What needs to be done: Retype the full set of records. Keep every character identical.

— begin Material shown —

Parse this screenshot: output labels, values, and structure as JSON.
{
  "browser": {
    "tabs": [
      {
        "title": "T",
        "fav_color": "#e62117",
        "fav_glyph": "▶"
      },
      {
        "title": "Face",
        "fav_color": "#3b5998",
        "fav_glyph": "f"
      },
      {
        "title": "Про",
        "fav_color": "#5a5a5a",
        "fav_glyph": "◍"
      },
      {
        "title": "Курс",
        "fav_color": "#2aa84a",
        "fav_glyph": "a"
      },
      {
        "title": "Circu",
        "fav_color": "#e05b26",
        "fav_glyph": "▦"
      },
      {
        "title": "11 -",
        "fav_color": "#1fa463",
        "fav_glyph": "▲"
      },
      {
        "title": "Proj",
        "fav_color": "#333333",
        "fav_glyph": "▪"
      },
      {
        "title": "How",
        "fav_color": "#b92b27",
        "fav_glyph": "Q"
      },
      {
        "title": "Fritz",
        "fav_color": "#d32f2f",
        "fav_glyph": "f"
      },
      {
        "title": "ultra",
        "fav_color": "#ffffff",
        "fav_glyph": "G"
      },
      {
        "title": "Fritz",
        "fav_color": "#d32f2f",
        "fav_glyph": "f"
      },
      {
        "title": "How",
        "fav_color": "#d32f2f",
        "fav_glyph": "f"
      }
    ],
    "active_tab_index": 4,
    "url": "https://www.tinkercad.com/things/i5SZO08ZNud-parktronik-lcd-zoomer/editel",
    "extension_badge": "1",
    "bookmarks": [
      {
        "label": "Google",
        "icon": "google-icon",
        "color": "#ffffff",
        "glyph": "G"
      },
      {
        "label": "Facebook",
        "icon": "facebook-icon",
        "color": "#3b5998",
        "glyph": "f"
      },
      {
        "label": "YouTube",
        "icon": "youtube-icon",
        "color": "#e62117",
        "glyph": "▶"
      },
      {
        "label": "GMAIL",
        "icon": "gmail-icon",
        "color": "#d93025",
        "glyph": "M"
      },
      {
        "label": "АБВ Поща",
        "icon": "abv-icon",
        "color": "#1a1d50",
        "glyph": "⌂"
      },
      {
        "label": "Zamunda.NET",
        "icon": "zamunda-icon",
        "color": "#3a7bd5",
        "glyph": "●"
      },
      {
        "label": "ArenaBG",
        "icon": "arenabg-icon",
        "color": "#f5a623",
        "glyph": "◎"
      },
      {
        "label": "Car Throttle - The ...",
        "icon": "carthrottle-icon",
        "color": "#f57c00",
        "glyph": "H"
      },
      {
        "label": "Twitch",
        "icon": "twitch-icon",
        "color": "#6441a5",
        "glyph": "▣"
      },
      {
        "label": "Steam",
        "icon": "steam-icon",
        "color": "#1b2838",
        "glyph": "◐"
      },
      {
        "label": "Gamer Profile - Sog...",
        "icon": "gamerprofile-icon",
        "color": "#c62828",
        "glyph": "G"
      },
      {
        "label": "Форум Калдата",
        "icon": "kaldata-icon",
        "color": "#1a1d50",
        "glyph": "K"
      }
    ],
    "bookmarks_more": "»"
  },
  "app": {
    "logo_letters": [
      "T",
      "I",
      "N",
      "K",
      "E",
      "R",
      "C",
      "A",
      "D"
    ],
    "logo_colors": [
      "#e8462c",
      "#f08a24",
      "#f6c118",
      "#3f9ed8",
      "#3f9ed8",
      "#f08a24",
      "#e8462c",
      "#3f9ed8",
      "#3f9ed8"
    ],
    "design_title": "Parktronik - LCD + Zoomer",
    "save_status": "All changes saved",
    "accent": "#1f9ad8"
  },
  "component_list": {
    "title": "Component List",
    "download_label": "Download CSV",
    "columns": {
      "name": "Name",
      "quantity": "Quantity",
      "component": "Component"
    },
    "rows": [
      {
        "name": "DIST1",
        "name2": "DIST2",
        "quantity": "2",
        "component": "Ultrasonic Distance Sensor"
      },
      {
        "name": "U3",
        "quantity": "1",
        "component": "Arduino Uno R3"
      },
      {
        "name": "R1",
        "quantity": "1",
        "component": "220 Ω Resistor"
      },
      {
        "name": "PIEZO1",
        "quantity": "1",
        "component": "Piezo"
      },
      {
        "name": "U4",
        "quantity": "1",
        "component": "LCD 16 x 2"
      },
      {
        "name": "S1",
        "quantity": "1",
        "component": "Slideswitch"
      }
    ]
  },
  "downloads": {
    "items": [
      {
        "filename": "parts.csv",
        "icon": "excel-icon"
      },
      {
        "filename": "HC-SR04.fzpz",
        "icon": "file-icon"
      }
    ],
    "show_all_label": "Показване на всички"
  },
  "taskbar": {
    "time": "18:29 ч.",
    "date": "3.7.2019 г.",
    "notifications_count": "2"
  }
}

— end Material shown —

The result:
Parse this screenshot: output labels, values, and structure as JSON.
{
  "browser": {
    "tabs": [
      {
        "title": "T",
        "fav_color": "#e62117",
        "fav_glyph": "▶"
      },
      {
        "title": "Face",
        "fav_color": "#3b5998",
        "fav_glyph": "f"
      },
      {
        "title": "Про",
        "fav_color": "#5a5a5a",
        "fav_glyph": "◍"
      },
      {
        "title": "Курс",
        "fav_color": "#2aa84a",
        "fav_glyph": "a"
      },
      {
        "title": "Circu",
        "fav_color": "#e05b26",
        "fav_glyph": "▦"
      },
      {
        "title": "11 -",
        "fav_color": "#1fa463",
        "fav_glyph": "▲"
      },
      {
        "title": "Proj",
        "fav_color": "#333333",
        "fav_glyph": "▪"
      },
      {
        "title": "How",
        "fav_color": "#b92b27",
        "fav_glyph": "Q"
      },
      {
        "title": "Fritz",
        "fav_color": "#d32f2f",
        "fav_glyph": "f"
      },
      {
        "title": "ultra",
        "fav_color": "#ffffff",
        "fav_glyph": "G"
      },
      {
        "title": "Fritz",
        "fav_color": "#d32f2f",
        "fav_glyph": "f"
      },
      {
        "title": "How",
        "fav_color": "#d32f2f",
        "fav_glyph": "f"
      }
    ],
    "active_tab_index": 4,
    "url": "https://www.tinkercad.com/things/i5SZO08ZNud-parktronik-lcd-zoomer/editel",
    "extension_badge": "1",
    "bookmarks": [
      {
        "label": "Google",
        "icon": "google-icon",
        "color": "#ffffff",
        "glyph": "G"
      },
      {
        "label": "Facebook",
        "icon": "facebook-icon",
        "color": "#3b5998",
        "glyph": "f"
      },
      {
        "label": "YouTube",
        "icon": "youtube-icon",
        "color": "#e62117",
        "glyph": "▶"
      },
      {
        "label": "GMAIL",
        "icon": "gmail-icon",
        "color": "#d93025",
        "glyph": "M"
      },
      {
        "label": "АБВ Поща",
        "icon": "abv-icon",
        "color": "#1a1d50",
        "glyph": "⌂"
      },
      {
        "label": "Zamunda.NET",
        "icon": "zamunda-icon",
        "color": "#3a7bd5",
        "glyph": "●"
      },
      {
        "label": "ArenaBG",
        "icon": "arenabg-icon",
        "color": "#f5a623",
        "glyph": "◎"
      },
      {
        "label": "Car Throttle - The ...",
        "icon": "carthrottle-icon",
        "color": "#f57c00",
        "glyph": "H"
      },
      {
        "label": "Twitch",
        "icon": "twitch-icon",
        "color": "#6441a5",
        "glyph": "▣"
      },
      {
        "label": "Steam",
        "icon": "steam-icon",
        "color": "#1b2838",
        "glyph": "◐"
      },
      {
        "label": "Gamer Profile - Sog...",
        "icon": "gamerprofile-icon",
        "color": "#c62828",
        "glyph": "G"
      },
      {
        "label": "Форум Калдата",
        "icon": "kaldata-icon",
        "color": "#1a1d50",
        "glyph": "K"
      }
    ],
    "bookmarks_more": "»"
  },
  "app": {
    "logo_letters": [
      "T",
      "I",
      "N",
      "K",
      "E",
      "R",
      "C",
      "A",
      "D"
    ],
    "logo_colors": [
      "#e8462c",
      "#f08a24",
      "#f6c118",
      "#3f9ed8",
      "#3f9ed8",
      "#f08a24",
      "#e8462c",
      "#3f9ed8",
      "#3f9ed8"
    ],
    "design_title": "Parktronik - LCD + Zoomer",
    "save_status": "All changes saved",
    "accent": "#1f9ad8"
  },
  "component_list": {
    "title": "Component List",
    "download_label": "Download CSV",
    "columns": {
      "name": "Name",
      "quantity": "Quantity",
      "component": "Component"
    },
    "rows": [
      {
        "name": "DIST1",
        "name2": "DIST2",
        "quantity": "2",
        "component": "Ultrasonic Distance Sensor"
      },
      {
        "name": "U3",
        "quantity": "1",
        "component": "Arduino Uno R3"
      },
      {
        "name": "R1",
        "quantity": "1",
        "component": "220 Ω Resistor"
      },
      {
        "name": "PIEZO1",
        "quantity": "1",
        "component": "Piezo"
      },
      {
        "name": "U4",
        "quantity": "1",
        "component": "LCD 16 x 2"
      },
      {
        "name": "S1",
        "quantity": "1",
        "component": "Slideswitch"
      }
    ]
  },
  "downloads": {
    "items": [
      {
        "filename": "parts.csv",
        "icon": "excel-icon"
      },
      {
        "filename": "HC-SR04.fzpz",
        "icon": "file-icon"
      }
    ],
    "show_all_label": "Показване на всички"
  },
  "taskbar": {
    "time": "18:29 ч.",
    "date": "3.7.2019 г.",
    "notifications_count": "2"
  }
}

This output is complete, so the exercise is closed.